Begin RECORDS TO PROCESS

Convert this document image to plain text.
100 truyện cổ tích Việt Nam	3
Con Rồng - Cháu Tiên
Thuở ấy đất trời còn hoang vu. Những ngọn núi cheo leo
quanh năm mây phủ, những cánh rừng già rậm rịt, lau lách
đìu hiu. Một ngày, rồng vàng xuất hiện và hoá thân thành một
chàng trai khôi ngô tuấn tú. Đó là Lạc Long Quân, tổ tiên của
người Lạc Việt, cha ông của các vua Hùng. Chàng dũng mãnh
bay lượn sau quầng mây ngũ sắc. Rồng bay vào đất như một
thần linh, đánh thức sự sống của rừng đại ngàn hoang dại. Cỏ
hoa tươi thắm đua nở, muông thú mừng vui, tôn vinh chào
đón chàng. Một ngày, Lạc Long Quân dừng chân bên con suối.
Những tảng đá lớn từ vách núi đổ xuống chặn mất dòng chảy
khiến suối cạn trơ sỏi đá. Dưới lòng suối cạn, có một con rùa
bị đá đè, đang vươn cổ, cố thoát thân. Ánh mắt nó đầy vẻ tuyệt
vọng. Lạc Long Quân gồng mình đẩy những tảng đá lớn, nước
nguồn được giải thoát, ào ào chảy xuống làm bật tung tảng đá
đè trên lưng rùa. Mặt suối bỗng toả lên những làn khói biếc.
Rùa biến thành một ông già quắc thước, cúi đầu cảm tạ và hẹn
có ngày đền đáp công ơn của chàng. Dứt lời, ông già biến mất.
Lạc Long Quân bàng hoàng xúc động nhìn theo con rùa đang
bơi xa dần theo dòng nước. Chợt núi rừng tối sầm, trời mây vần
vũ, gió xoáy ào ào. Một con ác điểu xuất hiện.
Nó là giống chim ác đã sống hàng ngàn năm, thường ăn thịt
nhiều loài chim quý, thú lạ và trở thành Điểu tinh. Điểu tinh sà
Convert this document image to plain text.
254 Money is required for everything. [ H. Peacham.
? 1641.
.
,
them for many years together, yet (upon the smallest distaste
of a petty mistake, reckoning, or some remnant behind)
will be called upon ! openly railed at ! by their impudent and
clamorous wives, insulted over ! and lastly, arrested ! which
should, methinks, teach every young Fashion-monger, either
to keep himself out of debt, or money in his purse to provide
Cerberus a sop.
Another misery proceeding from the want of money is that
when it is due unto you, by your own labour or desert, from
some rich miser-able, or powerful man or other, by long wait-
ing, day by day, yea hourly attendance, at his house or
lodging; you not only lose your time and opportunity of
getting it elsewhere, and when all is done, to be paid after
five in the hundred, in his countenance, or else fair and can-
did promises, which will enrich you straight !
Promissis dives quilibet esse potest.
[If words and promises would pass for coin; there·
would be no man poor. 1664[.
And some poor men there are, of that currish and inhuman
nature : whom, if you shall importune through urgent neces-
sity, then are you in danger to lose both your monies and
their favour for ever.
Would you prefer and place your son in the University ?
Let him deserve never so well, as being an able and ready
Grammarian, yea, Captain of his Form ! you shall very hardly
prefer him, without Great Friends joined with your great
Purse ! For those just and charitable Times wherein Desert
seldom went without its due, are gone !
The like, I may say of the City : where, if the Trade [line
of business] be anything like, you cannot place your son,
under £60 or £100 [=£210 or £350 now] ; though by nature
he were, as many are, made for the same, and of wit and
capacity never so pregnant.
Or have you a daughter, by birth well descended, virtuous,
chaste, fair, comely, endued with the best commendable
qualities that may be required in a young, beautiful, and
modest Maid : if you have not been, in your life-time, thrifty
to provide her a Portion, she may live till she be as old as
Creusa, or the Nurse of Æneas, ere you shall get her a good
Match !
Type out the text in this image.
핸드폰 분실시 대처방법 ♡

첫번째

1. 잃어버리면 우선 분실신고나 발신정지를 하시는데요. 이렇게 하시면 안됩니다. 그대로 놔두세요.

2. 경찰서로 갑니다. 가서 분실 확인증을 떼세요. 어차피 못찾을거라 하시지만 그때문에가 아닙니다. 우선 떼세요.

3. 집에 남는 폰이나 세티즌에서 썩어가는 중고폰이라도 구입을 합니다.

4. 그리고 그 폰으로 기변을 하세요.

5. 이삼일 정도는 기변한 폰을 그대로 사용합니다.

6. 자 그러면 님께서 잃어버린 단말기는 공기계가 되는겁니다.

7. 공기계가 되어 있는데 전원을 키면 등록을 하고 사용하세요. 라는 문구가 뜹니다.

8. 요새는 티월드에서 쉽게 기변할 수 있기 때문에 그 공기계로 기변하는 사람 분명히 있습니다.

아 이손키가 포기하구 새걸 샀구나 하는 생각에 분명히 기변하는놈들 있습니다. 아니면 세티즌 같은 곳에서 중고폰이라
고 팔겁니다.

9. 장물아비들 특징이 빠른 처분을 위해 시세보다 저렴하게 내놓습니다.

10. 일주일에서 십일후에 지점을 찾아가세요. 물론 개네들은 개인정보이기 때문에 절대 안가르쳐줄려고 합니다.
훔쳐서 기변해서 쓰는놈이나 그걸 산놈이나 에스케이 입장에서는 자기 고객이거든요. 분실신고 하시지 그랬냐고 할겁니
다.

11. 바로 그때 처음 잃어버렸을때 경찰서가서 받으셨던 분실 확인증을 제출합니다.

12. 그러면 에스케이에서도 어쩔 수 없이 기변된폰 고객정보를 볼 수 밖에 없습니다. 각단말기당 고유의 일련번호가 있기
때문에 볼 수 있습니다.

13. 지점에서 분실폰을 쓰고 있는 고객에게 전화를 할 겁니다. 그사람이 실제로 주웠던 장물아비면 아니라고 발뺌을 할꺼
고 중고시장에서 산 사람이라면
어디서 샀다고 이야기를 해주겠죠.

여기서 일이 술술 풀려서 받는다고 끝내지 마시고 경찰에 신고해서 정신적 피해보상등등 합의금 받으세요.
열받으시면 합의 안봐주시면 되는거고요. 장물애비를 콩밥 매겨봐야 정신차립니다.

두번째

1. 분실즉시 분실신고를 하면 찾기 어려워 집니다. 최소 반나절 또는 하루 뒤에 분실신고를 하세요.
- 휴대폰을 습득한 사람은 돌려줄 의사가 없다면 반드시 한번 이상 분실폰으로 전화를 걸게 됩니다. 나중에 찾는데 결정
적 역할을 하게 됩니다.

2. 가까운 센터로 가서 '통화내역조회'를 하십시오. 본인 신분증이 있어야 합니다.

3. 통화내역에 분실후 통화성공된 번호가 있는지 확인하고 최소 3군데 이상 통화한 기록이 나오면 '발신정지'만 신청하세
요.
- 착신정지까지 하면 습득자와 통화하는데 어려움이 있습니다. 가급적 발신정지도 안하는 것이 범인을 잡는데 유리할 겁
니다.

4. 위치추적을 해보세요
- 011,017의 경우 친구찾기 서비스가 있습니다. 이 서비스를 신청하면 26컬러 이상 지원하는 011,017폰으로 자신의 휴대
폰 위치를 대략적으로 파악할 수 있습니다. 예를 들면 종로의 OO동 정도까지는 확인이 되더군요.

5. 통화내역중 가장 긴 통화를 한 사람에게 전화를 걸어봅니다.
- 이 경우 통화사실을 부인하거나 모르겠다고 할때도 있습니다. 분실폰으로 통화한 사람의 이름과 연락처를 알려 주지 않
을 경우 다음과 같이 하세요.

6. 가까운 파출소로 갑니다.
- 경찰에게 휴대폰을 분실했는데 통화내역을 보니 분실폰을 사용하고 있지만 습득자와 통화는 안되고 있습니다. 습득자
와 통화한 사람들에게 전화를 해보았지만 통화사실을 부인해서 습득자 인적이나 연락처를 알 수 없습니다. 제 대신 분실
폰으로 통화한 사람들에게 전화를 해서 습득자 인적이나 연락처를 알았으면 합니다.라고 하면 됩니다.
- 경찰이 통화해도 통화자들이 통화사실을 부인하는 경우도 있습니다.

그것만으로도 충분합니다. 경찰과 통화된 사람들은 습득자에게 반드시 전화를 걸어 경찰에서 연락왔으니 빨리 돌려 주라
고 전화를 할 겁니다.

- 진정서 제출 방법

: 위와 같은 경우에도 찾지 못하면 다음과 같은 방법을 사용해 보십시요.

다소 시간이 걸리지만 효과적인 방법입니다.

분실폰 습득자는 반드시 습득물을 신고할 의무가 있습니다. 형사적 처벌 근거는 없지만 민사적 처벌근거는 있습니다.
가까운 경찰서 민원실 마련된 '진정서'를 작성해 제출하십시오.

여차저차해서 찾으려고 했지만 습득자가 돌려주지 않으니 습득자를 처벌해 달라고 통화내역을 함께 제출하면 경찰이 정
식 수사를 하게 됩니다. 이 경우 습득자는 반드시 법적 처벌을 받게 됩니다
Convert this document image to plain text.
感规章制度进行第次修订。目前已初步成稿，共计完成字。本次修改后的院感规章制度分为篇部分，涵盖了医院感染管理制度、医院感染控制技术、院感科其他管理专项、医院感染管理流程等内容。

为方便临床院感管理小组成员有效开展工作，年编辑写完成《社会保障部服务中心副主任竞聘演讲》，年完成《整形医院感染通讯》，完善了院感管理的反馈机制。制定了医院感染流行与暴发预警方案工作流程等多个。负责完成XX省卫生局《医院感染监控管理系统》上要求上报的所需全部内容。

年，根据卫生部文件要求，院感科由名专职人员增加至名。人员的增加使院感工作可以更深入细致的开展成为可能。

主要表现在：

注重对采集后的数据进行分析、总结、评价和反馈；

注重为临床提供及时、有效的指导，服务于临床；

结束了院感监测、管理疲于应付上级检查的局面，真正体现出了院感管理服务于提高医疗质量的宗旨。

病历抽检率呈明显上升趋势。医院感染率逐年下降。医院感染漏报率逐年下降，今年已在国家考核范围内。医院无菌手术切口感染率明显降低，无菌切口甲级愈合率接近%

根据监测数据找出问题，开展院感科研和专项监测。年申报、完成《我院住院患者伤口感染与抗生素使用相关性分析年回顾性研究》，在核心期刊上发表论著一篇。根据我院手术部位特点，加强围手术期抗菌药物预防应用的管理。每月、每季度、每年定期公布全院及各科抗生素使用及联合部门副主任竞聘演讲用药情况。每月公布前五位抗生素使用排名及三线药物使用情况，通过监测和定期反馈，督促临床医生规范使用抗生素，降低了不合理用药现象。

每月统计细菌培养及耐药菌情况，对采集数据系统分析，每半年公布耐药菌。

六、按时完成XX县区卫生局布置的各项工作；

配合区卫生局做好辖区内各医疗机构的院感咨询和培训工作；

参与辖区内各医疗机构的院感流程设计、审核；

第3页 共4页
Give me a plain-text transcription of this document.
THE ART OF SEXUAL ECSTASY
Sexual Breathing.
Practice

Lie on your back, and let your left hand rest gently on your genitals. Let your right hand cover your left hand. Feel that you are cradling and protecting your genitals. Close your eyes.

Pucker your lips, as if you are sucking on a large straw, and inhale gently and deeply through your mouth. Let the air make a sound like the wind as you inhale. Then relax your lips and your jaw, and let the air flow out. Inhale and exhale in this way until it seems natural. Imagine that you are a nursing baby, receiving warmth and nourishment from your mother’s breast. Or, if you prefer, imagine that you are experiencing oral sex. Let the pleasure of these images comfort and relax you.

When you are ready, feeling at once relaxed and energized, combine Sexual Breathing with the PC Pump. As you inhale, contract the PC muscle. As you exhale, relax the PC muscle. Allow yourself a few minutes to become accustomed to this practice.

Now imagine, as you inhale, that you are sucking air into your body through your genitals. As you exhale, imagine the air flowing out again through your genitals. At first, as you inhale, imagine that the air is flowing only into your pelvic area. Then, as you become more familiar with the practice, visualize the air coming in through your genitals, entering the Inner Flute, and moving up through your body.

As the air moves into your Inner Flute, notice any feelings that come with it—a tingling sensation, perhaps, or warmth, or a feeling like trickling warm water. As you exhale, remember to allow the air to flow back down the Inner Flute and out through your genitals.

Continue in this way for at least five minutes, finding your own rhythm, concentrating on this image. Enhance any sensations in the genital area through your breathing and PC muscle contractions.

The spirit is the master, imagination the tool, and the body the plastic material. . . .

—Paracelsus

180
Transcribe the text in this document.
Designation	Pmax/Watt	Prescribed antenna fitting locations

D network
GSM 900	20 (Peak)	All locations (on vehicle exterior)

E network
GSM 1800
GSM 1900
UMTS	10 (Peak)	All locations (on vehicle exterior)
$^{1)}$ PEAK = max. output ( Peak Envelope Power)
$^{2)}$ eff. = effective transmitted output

End RECORDS TO PROCESS

Gather from the records above every line containing the string "tảng".

Những tảng đá lớn từ vách núi đổ xuống chặn mất dòng chảy
vọng. Lạc Long Quân gồng mình đẩy những tảng đá lớn, nước
nguồn được giải thoát, ào ào chảy xuống làm bật tung tảng đá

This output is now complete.